> **EXERCISE AIM**: Write the listing below out again exactly, dropping the images.

******

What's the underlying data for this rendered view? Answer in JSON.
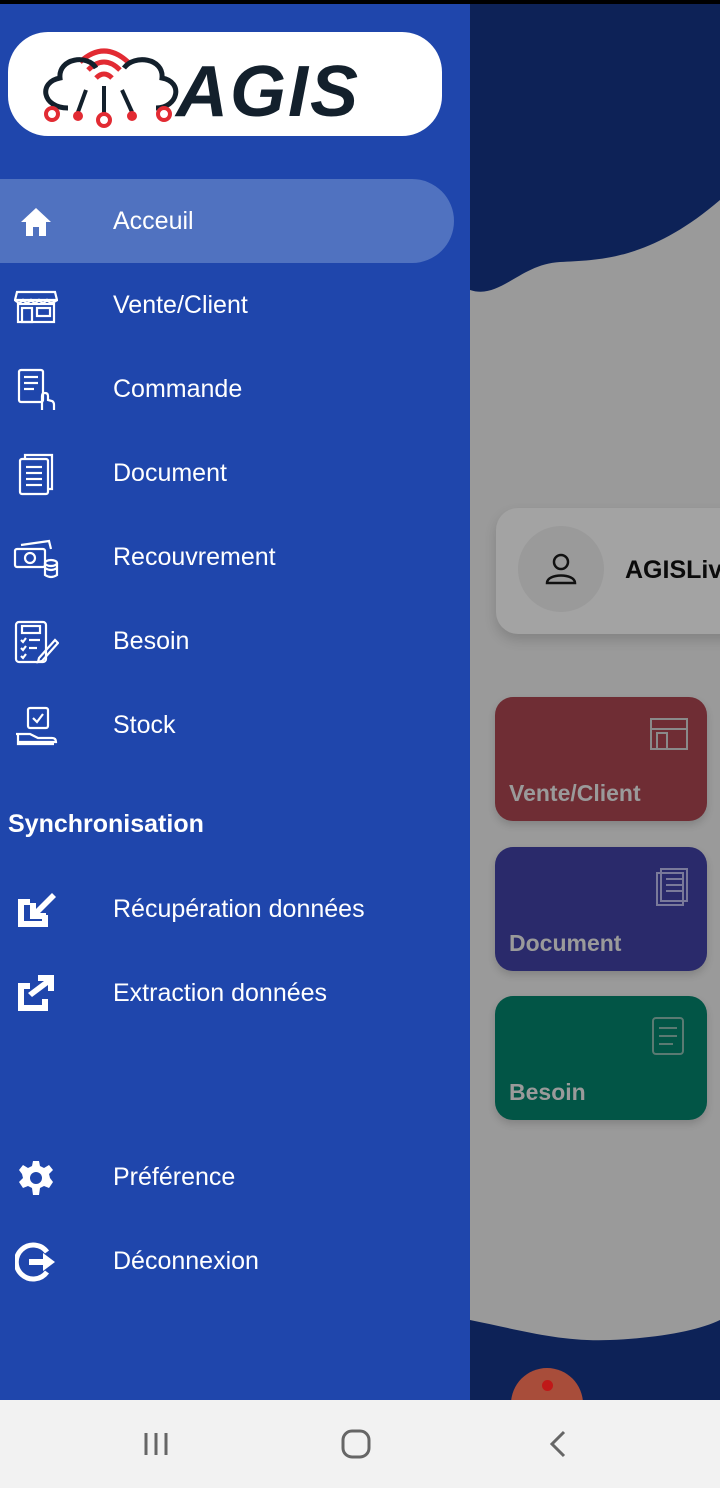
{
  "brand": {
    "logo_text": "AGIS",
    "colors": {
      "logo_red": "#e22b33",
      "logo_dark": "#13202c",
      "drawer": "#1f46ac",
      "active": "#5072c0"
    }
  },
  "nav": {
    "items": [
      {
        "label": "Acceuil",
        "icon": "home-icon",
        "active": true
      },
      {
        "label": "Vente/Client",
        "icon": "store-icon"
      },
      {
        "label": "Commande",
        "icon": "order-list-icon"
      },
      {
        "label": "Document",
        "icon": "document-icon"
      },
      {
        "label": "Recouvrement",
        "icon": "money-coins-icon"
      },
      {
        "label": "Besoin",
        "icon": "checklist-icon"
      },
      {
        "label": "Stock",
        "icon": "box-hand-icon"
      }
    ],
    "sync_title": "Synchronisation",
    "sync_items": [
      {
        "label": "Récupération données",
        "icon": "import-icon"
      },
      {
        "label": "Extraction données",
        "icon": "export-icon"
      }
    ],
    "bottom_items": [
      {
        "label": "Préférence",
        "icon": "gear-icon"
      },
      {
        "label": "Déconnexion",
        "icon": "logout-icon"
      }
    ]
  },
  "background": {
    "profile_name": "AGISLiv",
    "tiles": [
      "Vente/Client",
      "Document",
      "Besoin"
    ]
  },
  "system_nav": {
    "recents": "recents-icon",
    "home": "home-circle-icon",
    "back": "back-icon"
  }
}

******

> **ANSWER FOR THIS EXERCISE**:
What's the underlying data for this rendered view? Answer in JSON.
{
  "brand": {
    "logo_text": "AGIS",
    "colors": {
      "logo_red": "#e22b33",
      "logo_dark": "#13202c",
      "drawer": "#1f46ac",
      "active": "#5072c0"
    }
  },
  "nav": {
    "items": [
      {
        "label": "Acceuil",
        "icon": "home-icon",
        "active": true
      },
      {
        "label": "Vente/Client",
        "icon": "store-icon"
      },
      {
        "label": "Commande",
        "icon": "order-list-icon"
      },
      {
        "label": "Document",
        "icon": "document-icon"
      },
      {
        "label": "Recouvrement",
        "icon": "money-coins-icon"
      },
      {
        "label": "Besoin",
        "icon": "checklist-icon"
      },
      {
        "label": "Stock",
        "icon": "box-hand-icon"
      }
    ],
    "sync_title": "Synchronisation",
    "sync_items": [
      {
        "label": "Récupération données",
        "icon": "import-icon"
      },
      {
        "label": "Extraction données",
        "icon": "export-icon"
      }
    ],
    "bottom_items": [
      {
        "label": "Préférence",
        "icon": "gear-icon"
      },
      {
        "label": "Déconnexion",
        "icon": "logout-icon"
      }
    ]
  },
  "background": {
    "profile_name": "AGISLiv",
    "tiles": [
      "Vente/Client",
      "Document",
      "Besoin"
    ]
  },
  "system_nav": {
    "recents": "recents-icon",
    "home": "home-circle-icon",
    "back": "back-icon"
  }
}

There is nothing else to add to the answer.